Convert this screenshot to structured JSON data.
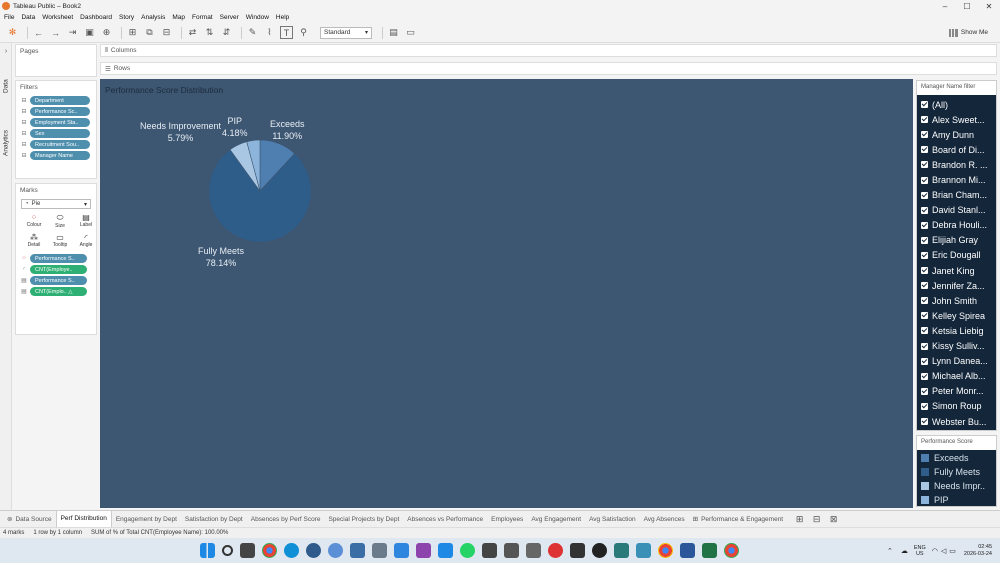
{
  "window": {
    "title": "Tableau Public – Book2",
    "controls": [
      "–",
      "☐",
      "✕"
    ]
  },
  "menu": [
    "File",
    "Data",
    "Worksheet",
    "Dashboard",
    "Story",
    "Analysis",
    "Map",
    "Format",
    "Server",
    "Window",
    "Help"
  ],
  "toolbar": {
    "fit": "Standard",
    "show_me": "Show Me"
  },
  "side_tabs": [
    "Data",
    "Analytics"
  ],
  "pages_label": "Pages",
  "shelves": {
    "columns": "Columns",
    "rows": "Rows"
  },
  "filters": {
    "title": "Filters",
    "items": [
      "Department",
      "Performance Sc..",
      "Employment Sta..",
      "Sex",
      "Recruitment Sou..",
      "Manager Name"
    ]
  },
  "marks": {
    "title": "Marks",
    "type": "Pie",
    "buttons": [
      "Colour",
      "Size",
      "Label",
      "Detail",
      "Tooltip",
      "Angle"
    ],
    "fields": [
      "Performance S..",
      "CNT(Employe..",
      "Performance S..",
      "CNT(Emplo.. △"
    ]
  },
  "chart_title": "Performance Score Distribution",
  "chart_data": {
    "type": "pie",
    "title": "Performance Score Distribution",
    "slices": [
      {
        "name": "Exceeds",
        "value": 11.9,
        "label": "11.90%",
        "color": "#4f7fb0"
      },
      {
        "name": "Fully Meets",
        "value": 78.14,
        "label": "78.14%",
        "color": "#2e5d8a"
      },
      {
        "name": "Needs Improvement",
        "value": 5.79,
        "label": "5.79%",
        "color": "#a9c7e3"
      },
      {
        "name": "PIP",
        "value": 4.18,
        "label": "4.18%",
        "color": "#8db5dc"
      }
    ]
  },
  "manager_filter": {
    "title": "Manager Name filter",
    "items": [
      "(All)",
      "Alex Sweet...",
      "Amy Dunn",
      "Board of Di...",
      "Brandon R. ...",
      "Brannon Mi...",
      "Brian Cham...",
      "David Stanl...",
      "Debra Houli...",
      "Elijiah Gray",
      "Eric Dougall",
      "Janet King",
      "Jennifer Za...",
      "John Smith",
      "Kelley Spirea",
      "Ketsia Liebig",
      "Kissy Sulliv...",
      "Lynn Danea...",
      "Michael Alb...",
      "Peter Monr...",
      "Simon Roup",
      "Webster Bu..."
    ]
  },
  "legend": {
    "title": "Performance Score",
    "items": [
      {
        "label": "Exceeds",
        "color": "#4f7fb0"
      },
      {
        "label": "Fully Meets",
        "color": "#2e5d8a"
      },
      {
        "label": "Needs Impr..",
        "color": "#a9c7e3"
      },
      {
        "label": "PIP",
        "color": "#8db5dc"
      }
    ]
  },
  "sheet_tabs": [
    "Data Source",
    "Perf Distribution",
    "Engagement by Dept",
    "Satisfaction by Dept",
    "Absences by Perf Score",
    "Special Projects by Dept",
    "Absences vs Performance",
    "Employees",
    "Avg Engagement",
    "Avg Satisfaction",
    "Avg Absences",
    "Performance & Engagement"
  ],
  "active_sheet": "Perf Distribution",
  "status": {
    "marks": "4 marks",
    "dims": "1 row by 1 column",
    "sum": "SUM of % of Total CNT(Employee Name): 100.00%"
  },
  "tray": {
    "lang": "ENG",
    "region": "US",
    "time": "02:45",
    "date": "2026-03-24"
  }
}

§ §

▶ Work required: Please write out all of the material above without changing a word, and omit any pictures.

▶ Written solution:
Convert this screenshot to structured JSON data.
{
  "window": {
    "title": "Tableau Public – Book2",
    "controls": [
      "–",
      "☐",
      "✕"
    ]
  },
  "menu": [
    "File",
    "Data",
    "Worksheet",
    "Dashboard",
    "Story",
    "Analysis",
    "Map",
    "Format",
    "Server",
    "Window",
    "Help"
  ],
  "toolbar": {
    "fit": "Standard",
    "show_me": "Show Me"
  },
  "side_tabs": [
    "Data",
    "Analytics"
  ],
  "pages_label": "Pages",
  "shelves": {
    "columns": "Columns",
    "rows": "Rows"
  },
  "filters": {
    "title": "Filters",
    "items": [
      "Department",
      "Performance Sc..",
      "Employment Sta..",
      "Sex",
      "Recruitment Sou..",
      "Manager Name"
    ]
  },
  "marks": {
    "title": "Marks",
    "type": "Pie",
    "buttons": [
      "Colour",
      "Size",
      "Label",
      "Detail",
      "Tooltip",
      "Angle"
    ],
    "fields": [
      "Performance S..",
      "CNT(Employe..",
      "Performance S..",
      "CNT(Emplo.. △"
    ]
  },
  "chart_title": "Performance Score Distribution",
  "chart_data": {
    "type": "pie",
    "title": "Performance Score Distribution",
    "slices": [
      {
        "name": "Exceeds",
        "value": 11.9,
        "label": "11.90%",
        "color": "#4f7fb0"
      },
      {
        "name": "Fully Meets",
        "value": 78.14,
        "label": "78.14%",
        "color": "#2e5d8a"
      },
      {
        "name": "Needs Improvement",
        "value": 5.79,
        "label": "5.79%",
        "color": "#a9c7e3"
      },
      {
        "name": "PIP",
        "value": 4.18,
        "label": "4.18%",
        "color": "#8db5dc"
      }
    ]
  },
  "manager_filter": {
    "title": "Manager Name filter",
    "items": [
      "(All)",
      "Alex Sweet...",
      "Amy Dunn",
      "Board of Di...",
      "Brandon R. ...",
      "Brannon Mi...",
      "Brian Cham...",
      "David Stanl...",
      "Debra Houli...",
      "Elijiah Gray",
      "Eric Dougall",
      "Janet King",
      "Jennifer Za...",
      "John Smith",
      "Kelley Spirea",
      "Ketsia Liebig",
      "Kissy Sulliv...",
      "Lynn Danea...",
      "Michael Alb...",
      "Peter Monr...",
      "Simon Roup",
      "Webster Bu..."
    ]
  },
  "legend": {
    "title": "Performance Score",
    "items": [
      {
        "label": "Exceeds",
        "color": "#4f7fb0"
      },
      {
        "label": "Fully Meets",
        "color": "#2e5d8a"
      },
      {
        "label": "Needs Impr..",
        "color": "#a9c7e3"
      },
      {
        "label": "PIP",
        "color": "#8db5dc"
      }
    ]
  },
  "sheet_tabs": [
    "Data Source",
    "Perf Distribution",
    "Engagement by Dept",
    "Satisfaction by Dept",
    "Absences by Perf Score",
    "Special Projects by Dept",
    "Absences vs Performance",
    "Employees",
    "Avg Engagement",
    "Avg Satisfaction",
    "Avg Absences",
    "Performance & Engagement"
  ],
  "active_sheet": "Perf Distribution",
  "status": {
    "marks": "4 marks",
    "dims": "1 row by 1 column",
    "sum": "SUM of % of Total CNT(Employee Name): 100.00%"
  },
  "tray": {
    "lang": "ENG",
    "region": "US",
    "time": "02:45",
    "date": "2026-03-24"
  }
}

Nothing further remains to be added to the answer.